Data entries
§

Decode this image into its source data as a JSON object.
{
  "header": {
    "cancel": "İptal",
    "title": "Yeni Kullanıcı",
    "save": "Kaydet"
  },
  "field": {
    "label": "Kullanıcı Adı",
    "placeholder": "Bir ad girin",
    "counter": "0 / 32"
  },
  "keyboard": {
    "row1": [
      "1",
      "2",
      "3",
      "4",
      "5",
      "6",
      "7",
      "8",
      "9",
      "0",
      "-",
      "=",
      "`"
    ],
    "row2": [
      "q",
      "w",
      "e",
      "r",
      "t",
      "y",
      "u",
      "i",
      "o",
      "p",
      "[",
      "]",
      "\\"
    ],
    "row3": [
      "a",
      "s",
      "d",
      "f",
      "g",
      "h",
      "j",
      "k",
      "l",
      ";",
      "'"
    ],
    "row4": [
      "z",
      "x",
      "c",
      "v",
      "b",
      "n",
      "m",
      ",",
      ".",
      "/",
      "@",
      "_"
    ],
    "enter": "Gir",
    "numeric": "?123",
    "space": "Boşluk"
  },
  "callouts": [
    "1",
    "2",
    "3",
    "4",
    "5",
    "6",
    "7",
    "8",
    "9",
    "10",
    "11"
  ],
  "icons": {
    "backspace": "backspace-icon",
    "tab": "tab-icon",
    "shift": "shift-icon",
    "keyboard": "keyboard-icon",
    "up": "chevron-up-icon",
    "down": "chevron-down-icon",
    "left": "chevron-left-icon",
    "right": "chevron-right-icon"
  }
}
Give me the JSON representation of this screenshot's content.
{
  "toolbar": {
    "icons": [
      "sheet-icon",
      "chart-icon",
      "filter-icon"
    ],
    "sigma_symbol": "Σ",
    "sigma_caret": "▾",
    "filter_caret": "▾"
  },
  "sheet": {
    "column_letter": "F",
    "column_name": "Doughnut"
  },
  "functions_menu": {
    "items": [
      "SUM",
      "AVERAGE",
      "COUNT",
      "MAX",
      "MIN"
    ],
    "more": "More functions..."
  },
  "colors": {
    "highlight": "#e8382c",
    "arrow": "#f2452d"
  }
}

§

Exercise
Pull out each line of the entries that contains "chevron".

Exercise solution
    "up": "chevron-up-icon",
    "down": "chevron-down-icon",
    "left": "chevron-left-icon",
    "right": "chevron-right-icon"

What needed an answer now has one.